● GIVEN INSTRUCTION: Search the listing below for the string "оговорено" and show each line that contains it.

● DATA SUPPLIED:
^^^^^^^^
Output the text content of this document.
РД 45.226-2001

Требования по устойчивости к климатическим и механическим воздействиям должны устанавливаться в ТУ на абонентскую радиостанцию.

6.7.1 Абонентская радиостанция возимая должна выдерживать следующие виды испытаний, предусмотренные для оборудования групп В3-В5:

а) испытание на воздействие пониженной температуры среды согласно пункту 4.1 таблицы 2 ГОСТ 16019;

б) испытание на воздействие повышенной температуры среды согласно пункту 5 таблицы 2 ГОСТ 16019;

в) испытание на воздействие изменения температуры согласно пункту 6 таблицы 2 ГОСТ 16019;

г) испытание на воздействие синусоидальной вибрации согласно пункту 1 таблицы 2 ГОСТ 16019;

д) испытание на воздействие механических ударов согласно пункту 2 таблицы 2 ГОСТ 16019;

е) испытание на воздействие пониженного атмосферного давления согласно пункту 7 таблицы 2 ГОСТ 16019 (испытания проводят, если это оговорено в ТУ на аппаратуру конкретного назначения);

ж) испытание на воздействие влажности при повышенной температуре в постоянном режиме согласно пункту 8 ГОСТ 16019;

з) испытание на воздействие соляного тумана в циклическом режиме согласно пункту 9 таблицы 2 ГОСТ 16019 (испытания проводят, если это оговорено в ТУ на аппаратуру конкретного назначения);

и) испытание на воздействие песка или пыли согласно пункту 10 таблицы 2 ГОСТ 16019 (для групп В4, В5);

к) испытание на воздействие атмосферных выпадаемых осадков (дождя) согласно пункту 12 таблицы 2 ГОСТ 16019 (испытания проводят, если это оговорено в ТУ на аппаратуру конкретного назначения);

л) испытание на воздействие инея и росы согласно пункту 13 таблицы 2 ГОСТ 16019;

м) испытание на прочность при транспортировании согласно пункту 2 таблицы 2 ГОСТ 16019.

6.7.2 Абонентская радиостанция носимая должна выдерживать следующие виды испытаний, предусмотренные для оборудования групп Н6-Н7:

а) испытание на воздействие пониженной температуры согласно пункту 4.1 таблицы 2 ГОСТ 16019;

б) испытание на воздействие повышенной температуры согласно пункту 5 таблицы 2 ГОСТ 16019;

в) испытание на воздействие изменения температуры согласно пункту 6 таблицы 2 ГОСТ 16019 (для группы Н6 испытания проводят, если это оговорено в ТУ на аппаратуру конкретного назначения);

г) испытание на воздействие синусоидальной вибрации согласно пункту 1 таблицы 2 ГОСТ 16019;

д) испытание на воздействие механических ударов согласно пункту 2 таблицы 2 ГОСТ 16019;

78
^^^^^^^^
● EXERCISE RESPONSE:
е) испытание на воздействие пониженного атмосферного давления согласно пункту 7 таблицы 2 ГОСТ 16019 (испытания проводят, если это оговорено в ТУ на аппаратуру конкретного назначения);
з) испытание на воздействие соляного тумана в циклическом режиме согласно пункту 9 таблицы 2 ГОСТ 16019 (испытания проводят, если это оговорено в ТУ на аппаратуру конкретного назначения);
к) испытание на воздействие атмосферных выпадаемых осадков (дождя) согласно пункту 12 таблицы 2 ГОСТ 16019 (испытания проводят, если это оговорено в ТУ на аппаратуру конкретного назначения);
в) испытание на воздействие изменения температуры согласно пункту 6 таблицы 2 ГОСТ 16019 (для группы Н6 испытания проводят, если это оговорено в ТУ на аппаратуру конкретного назначения);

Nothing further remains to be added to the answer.